● Extracted data entries
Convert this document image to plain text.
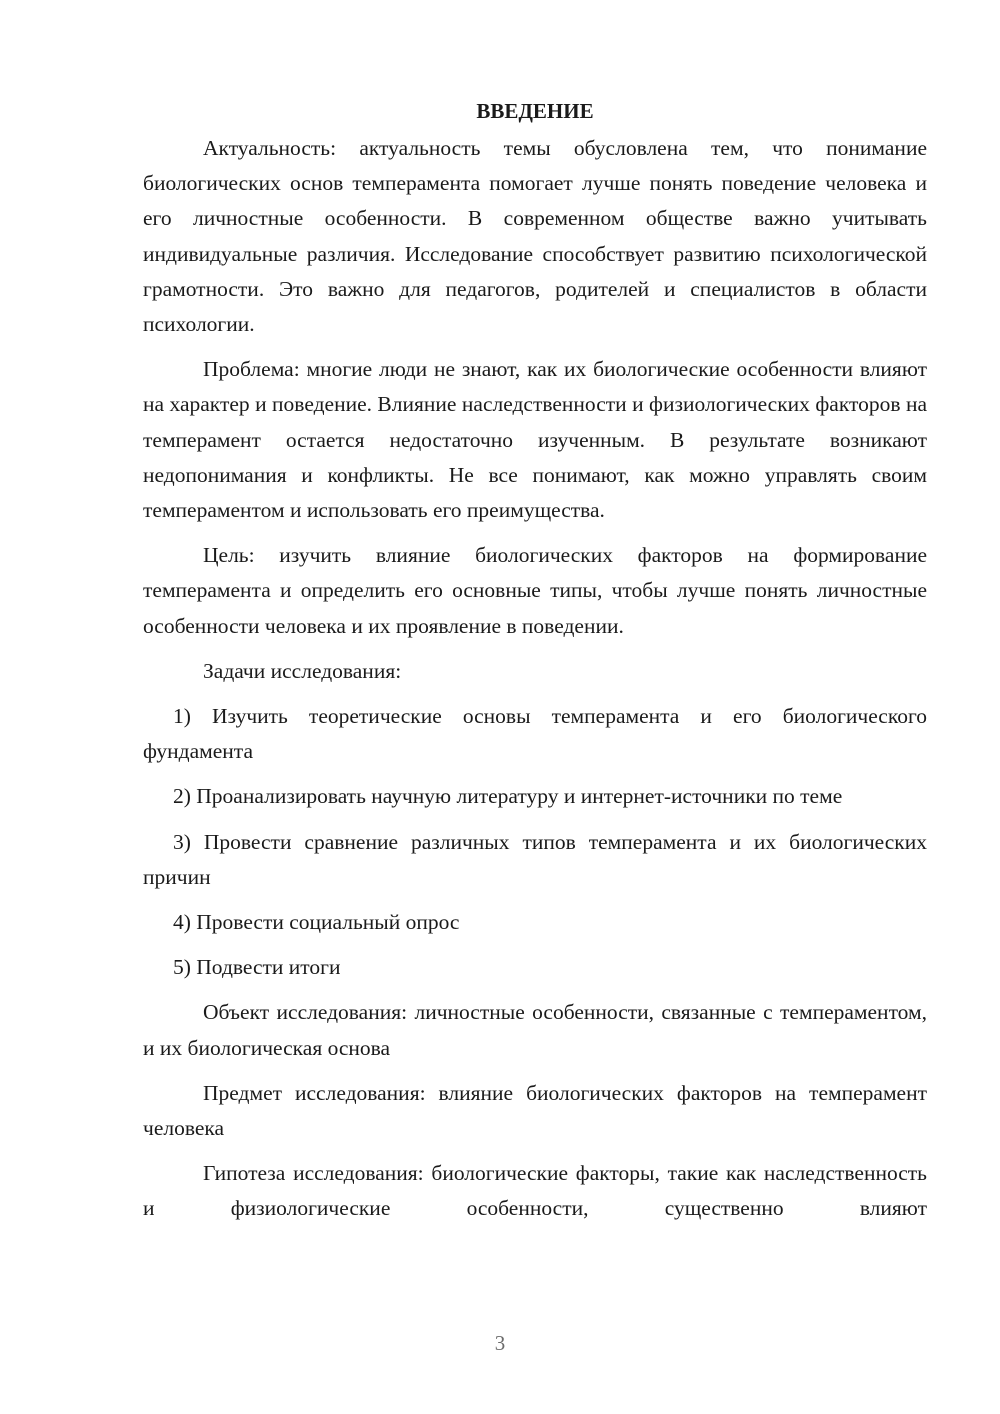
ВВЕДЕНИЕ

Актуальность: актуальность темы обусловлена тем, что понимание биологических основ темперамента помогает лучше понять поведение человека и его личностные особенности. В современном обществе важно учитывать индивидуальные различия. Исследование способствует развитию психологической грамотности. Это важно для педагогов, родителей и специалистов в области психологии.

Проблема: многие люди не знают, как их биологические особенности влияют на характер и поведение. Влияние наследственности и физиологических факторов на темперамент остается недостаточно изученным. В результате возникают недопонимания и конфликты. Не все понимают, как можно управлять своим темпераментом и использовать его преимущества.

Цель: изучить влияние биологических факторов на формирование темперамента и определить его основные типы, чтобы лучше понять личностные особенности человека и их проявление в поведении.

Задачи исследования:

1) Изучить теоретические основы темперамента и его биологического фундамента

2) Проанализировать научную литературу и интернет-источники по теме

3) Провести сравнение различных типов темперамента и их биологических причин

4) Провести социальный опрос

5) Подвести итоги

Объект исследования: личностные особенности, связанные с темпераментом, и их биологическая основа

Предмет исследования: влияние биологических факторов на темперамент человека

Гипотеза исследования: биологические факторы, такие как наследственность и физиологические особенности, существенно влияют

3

...

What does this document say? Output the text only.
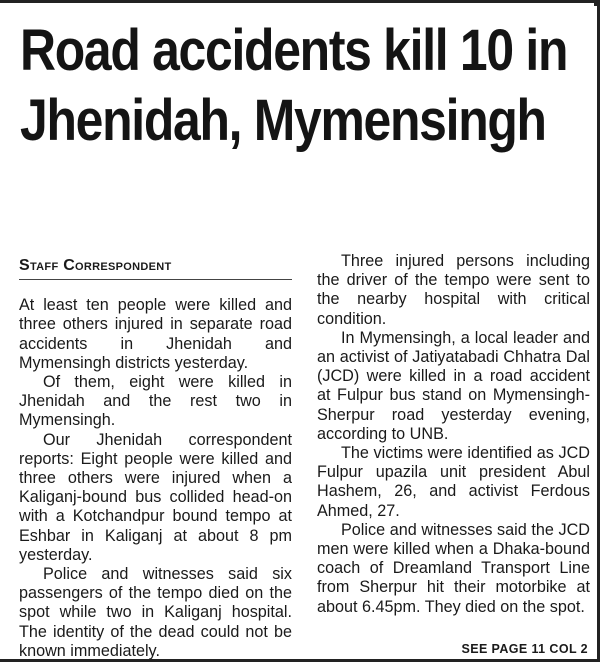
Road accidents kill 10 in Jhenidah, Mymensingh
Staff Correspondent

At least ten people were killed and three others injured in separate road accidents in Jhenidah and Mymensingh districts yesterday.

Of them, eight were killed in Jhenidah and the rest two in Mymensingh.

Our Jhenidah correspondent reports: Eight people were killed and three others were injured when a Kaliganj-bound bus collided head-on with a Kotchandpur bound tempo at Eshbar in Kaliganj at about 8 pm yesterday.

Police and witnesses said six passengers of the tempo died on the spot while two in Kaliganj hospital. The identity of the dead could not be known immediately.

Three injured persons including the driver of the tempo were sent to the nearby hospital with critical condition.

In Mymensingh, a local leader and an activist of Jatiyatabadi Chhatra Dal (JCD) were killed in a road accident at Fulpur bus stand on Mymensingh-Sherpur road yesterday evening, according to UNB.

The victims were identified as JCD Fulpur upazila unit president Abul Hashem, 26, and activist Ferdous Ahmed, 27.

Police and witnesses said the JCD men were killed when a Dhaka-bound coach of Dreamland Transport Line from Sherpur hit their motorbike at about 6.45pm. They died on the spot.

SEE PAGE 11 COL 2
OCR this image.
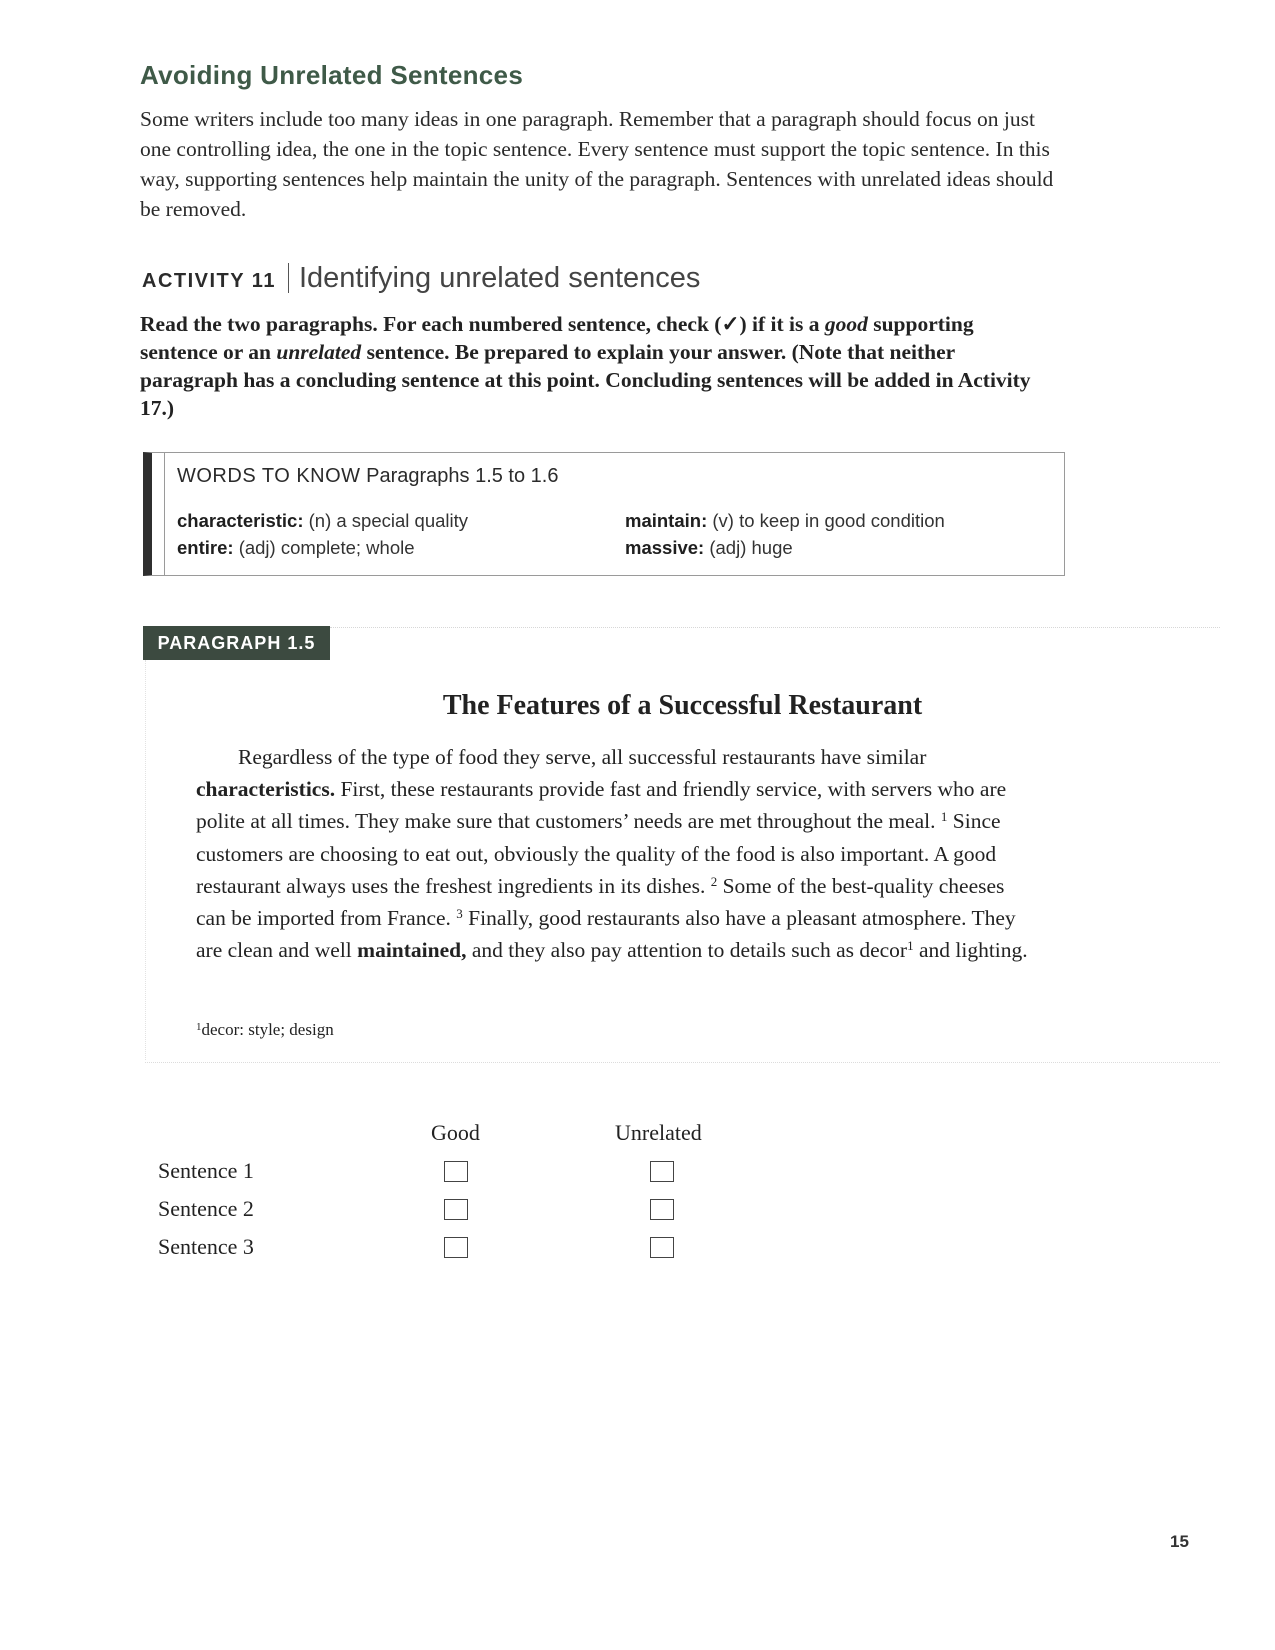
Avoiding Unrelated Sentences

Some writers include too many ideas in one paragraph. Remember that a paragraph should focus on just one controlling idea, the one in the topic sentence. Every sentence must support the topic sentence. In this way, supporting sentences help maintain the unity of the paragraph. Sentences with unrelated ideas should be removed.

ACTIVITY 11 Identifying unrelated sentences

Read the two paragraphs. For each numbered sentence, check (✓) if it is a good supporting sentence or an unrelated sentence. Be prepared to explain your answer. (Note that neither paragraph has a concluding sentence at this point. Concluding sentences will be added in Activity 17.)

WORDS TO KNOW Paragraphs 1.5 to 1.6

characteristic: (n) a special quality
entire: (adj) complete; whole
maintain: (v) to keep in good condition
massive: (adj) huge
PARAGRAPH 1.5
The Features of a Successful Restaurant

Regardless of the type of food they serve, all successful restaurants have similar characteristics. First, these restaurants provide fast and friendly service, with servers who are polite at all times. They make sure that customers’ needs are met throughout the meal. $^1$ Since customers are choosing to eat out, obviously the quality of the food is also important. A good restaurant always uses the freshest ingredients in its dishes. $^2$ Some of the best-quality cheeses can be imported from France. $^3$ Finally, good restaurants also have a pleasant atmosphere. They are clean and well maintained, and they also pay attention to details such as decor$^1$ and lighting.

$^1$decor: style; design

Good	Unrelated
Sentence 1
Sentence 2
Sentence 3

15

● Direction
Return all the lines that contain the string "condition".

● Final result
Three injured persons including the driver of the tempo were sent to the nearby hospital with critical condition.
maintain: (v) to keep in good condition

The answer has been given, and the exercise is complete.